Required action -> Gather all lines in the records below that include the word "last".

Supplied data START

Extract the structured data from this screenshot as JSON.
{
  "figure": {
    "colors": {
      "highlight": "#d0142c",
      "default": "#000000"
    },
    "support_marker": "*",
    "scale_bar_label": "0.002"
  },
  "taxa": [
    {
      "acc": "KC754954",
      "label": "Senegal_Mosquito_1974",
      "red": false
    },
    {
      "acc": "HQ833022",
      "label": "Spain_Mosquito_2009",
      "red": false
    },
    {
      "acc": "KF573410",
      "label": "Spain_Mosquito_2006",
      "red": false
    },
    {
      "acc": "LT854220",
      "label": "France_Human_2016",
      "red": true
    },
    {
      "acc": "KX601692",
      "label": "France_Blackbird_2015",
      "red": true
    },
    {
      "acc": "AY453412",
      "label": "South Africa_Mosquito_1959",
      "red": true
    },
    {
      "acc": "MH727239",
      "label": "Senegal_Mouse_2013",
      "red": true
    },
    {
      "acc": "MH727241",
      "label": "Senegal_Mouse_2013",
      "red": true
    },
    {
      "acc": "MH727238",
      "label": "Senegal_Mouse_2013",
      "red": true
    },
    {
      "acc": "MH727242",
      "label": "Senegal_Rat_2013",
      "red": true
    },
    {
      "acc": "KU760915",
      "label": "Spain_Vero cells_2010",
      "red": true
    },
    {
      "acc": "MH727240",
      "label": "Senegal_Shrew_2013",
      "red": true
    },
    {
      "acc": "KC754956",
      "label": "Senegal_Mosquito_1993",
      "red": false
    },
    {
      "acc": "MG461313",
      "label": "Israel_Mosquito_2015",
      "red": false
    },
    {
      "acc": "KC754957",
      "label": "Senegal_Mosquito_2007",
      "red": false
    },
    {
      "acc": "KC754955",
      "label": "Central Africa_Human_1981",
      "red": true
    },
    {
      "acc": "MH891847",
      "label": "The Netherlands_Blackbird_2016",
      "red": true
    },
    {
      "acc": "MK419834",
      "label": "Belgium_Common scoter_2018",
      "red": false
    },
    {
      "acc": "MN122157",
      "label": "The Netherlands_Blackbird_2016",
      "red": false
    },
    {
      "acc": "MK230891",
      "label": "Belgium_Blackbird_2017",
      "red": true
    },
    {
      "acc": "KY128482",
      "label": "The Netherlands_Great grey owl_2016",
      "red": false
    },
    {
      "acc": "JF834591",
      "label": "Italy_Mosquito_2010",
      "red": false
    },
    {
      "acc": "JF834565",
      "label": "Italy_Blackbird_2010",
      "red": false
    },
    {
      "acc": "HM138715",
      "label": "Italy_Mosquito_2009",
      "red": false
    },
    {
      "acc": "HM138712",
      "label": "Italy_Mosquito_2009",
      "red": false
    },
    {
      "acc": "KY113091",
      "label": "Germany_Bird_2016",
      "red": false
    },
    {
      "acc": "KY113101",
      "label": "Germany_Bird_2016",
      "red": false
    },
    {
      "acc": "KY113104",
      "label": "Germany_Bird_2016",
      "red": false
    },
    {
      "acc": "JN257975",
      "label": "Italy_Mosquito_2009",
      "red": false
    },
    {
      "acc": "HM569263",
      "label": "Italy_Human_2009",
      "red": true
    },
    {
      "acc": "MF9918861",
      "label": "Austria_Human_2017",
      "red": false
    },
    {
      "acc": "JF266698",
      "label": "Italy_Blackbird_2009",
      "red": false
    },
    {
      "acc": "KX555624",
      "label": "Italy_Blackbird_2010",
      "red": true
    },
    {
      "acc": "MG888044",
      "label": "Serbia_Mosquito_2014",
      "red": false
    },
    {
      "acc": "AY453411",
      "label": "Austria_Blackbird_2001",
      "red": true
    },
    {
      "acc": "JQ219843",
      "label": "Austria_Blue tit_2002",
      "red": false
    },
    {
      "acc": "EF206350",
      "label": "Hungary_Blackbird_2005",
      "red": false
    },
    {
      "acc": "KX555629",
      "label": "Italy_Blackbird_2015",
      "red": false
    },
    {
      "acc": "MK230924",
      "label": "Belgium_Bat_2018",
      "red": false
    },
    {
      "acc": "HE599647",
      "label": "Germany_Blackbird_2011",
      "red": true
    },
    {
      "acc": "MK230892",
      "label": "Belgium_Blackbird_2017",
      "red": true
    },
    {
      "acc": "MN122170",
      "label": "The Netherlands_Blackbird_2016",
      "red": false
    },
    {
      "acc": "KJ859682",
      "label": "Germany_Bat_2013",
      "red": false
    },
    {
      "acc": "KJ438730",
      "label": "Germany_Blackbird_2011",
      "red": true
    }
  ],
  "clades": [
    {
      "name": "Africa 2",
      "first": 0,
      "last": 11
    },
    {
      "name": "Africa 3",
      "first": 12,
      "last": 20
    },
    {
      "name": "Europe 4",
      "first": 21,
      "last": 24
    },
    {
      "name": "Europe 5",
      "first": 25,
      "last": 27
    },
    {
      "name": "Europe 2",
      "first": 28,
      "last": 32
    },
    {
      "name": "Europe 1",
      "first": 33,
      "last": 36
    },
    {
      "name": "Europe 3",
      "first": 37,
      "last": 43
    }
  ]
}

Supplied data END

Result ->
      "last": 11
      "last": 20
      "last": 24
      "last": 27
      "last": 32
      "last": 36
      "last": 43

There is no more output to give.